Exercise objective -> Transcribe all the entries word for word, skipping the pictures.

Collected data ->

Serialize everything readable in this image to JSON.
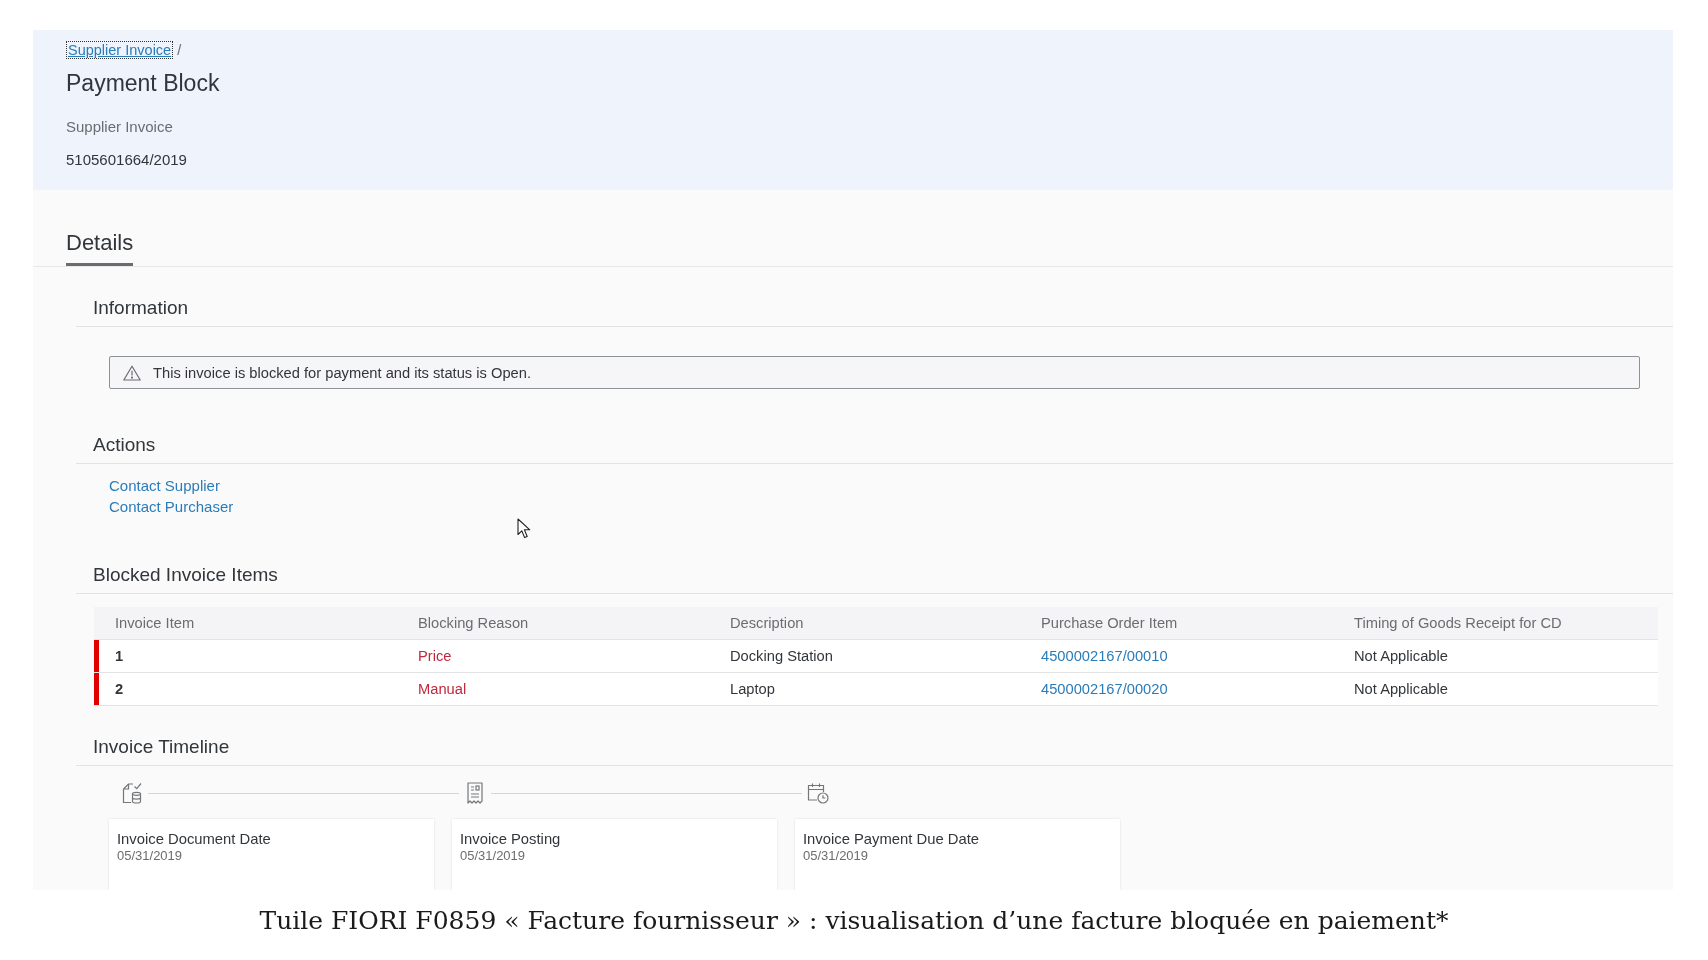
{
  "breadcrumb": {
    "items": [
      {
        "label": "Supplier Invoice",
        "focused": true
      }
    ],
    "separator": "/"
  },
  "title": "Payment Block",
  "header_field": {
    "label": "Supplier Invoice",
    "value": "5105601664/2019"
  },
  "tabs": [
    {
      "label": "Details",
      "selected": true
    }
  ],
  "information": {
    "title": "Information",
    "message": {
      "kind": "warning",
      "text": "This invoice is blocked for payment and its status is Open."
    }
  },
  "actions": {
    "title": "Actions",
    "links": [
      "Contact Supplier",
      "Contact Purchaser"
    ]
  },
  "blocked_items": {
    "title": "Blocked Invoice Items",
    "columns": [
      {
        "label": "Invoice Item",
        "kind": "id"
      },
      {
        "label": "Blocking Reason",
        "kind": "negative"
      },
      {
        "label": "Description",
        "kind": "text"
      },
      {
        "label": "Purchase Order Item",
        "kind": "link"
      },
      {
        "label": "Timing of Goods Receipt for CD",
        "kind": "text"
      }
    ],
    "rows": [
      {
        "error": true,
        "cells": [
          "1",
          "Price",
          "Docking Station",
          "4500002167/00010",
          "Not Applicable"
        ]
      },
      {
        "error": true,
        "cells": [
          "2",
          "Manual",
          "Laptop",
          "4500002167/00020",
          "Not Applicable"
        ]
      }
    ]
  },
  "timeline": {
    "title": "Invoice Timeline",
    "events": [
      {
        "kind": "document",
        "label": "Invoice Document Date",
        "date": "05/31/2019"
      },
      {
        "kind": "posting",
        "label": "Invoice Posting",
        "date": "05/31/2019"
      },
      {
        "kind": "due",
        "label": "Invoice Payment Due Date",
        "date": "05/31/2019"
      }
    ]
  },
  "caption": "Tuile FIORI F0859 « Facture fournisseur » : visualisation d’une facture bloquée en paiement*"
}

Result ->
Serialize everything readable in this image to JSON.
{
  "breadcrumb": {
    "items": [
      {
        "label": "Supplier Invoice",
        "focused": true
      }
    ],
    "separator": "/"
  },
  "title": "Payment Block",
  "header_field": {
    "label": "Supplier Invoice",
    "value": "5105601664/2019"
  },
  "tabs": [
    {
      "label": "Details",
      "selected": true
    }
  ],
  "information": {
    "title": "Information",
    "message": {
      "kind": "warning",
      "text": "This invoice is blocked for payment and its status is Open."
    }
  },
  "actions": {
    "title": "Actions",
    "links": [
      "Contact Supplier",
      "Contact Purchaser"
    ]
  },
  "blocked_items": {
    "title": "Blocked Invoice Items",
    "columns": [
      {
        "label": "Invoice Item",
        "kind": "id"
      },
      {
        "label": "Blocking Reason",
        "kind": "negative"
      },
      {
        "label": "Description",
        "kind": "text"
      },
      {
        "label": "Purchase Order Item",
        "kind": "link"
      },
      {
        "label": "Timing of Goods Receipt for CD",
        "kind": "text"
      }
    ],
    "rows": [
      {
        "error": true,
        "cells": [
          "1",
          "Price",
          "Docking Station",
          "4500002167/00010",
          "Not Applicable"
        ]
      },
      {
        "error": true,
        "cells": [
          "2",
          "Manual",
          "Laptop",
          "4500002167/00020",
          "Not Applicable"
        ]
      }
    ]
  },
  "timeline": {
    "title": "Invoice Timeline",
    "events": [
      {
        "kind": "document",
        "label": "Invoice Document Date",
        "date": "05/31/2019"
      },
      {
        "kind": "posting",
        "label": "Invoice Posting",
        "date": "05/31/2019"
      },
      {
        "kind": "due",
        "label": "Invoice Payment Due Date",
        "date": "05/31/2019"
      }
    ]
  },
  "caption": "Tuile FIORI F0859 « Facture fournisseur » : visualisation d’une facture bloquée en paiement*"
}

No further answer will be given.